* [EXERCISE]
Restate the entries below word for word, omitting nothing.

* [DATA TO PROCESS]

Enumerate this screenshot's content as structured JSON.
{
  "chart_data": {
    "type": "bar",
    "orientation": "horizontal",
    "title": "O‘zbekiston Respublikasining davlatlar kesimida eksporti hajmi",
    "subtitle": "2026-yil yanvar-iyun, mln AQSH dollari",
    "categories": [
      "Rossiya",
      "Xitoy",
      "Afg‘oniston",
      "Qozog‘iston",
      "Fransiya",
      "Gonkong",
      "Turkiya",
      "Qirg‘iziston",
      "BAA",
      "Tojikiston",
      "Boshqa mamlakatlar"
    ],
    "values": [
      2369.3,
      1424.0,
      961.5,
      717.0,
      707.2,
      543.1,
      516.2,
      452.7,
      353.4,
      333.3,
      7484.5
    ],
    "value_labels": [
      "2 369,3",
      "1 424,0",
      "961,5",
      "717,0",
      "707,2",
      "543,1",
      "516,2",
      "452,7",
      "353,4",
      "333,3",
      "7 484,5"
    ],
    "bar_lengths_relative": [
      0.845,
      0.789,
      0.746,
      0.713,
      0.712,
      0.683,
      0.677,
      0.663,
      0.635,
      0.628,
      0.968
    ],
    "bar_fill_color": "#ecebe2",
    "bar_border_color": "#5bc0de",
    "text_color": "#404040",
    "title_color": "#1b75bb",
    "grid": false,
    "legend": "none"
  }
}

* [SOLUTION TO THIS PROBLEM]
Enumerate this screenshot's content as structured JSON.
{
  "chart_data": {
    "type": "bar",
    "orientation": "horizontal",
    "title": "O‘zbekiston Respublikasining davlatlar kesimida eksporti hajmi",
    "subtitle": "2026-yil yanvar-iyun, mln AQSH dollari",
    "categories": [
      "Rossiya",
      "Xitoy",
      "Afg‘oniston",
      "Qozog‘iston",
      "Fransiya",
      "Gonkong",
      "Turkiya",
      "Qirg‘iziston",
      "BAA",
      "Tojikiston",
      "Boshqa mamlakatlar"
    ],
    "values": [
      2369.3,
      1424.0,
      961.5,
      717.0,
      707.2,
      543.1,
      516.2,
      452.7,
      353.4,
      333.3,
      7484.5
    ],
    "value_labels": [
      "2 369,3",
      "1 424,0",
      "961,5",
      "717,0",
      "707,2",
      "543,1",
      "516,2",
      "452,7",
      "353,4",
      "333,3",
      "7 484,5"
    ],
    "bar_lengths_relative": [
      0.845,
      0.789,
      0.746,
      0.713,
      0.712,
      0.683,
      0.677,
      0.663,
      0.635,
      0.628,
      0.968
    ],
    "bar_fill_color": "#ecebe2",
    "bar_border_color": "#5bc0de",
    "text_color": "#404040",
    "title_color": "#1b75bb",
    "grid": false,
    "legend": "none"
  }
}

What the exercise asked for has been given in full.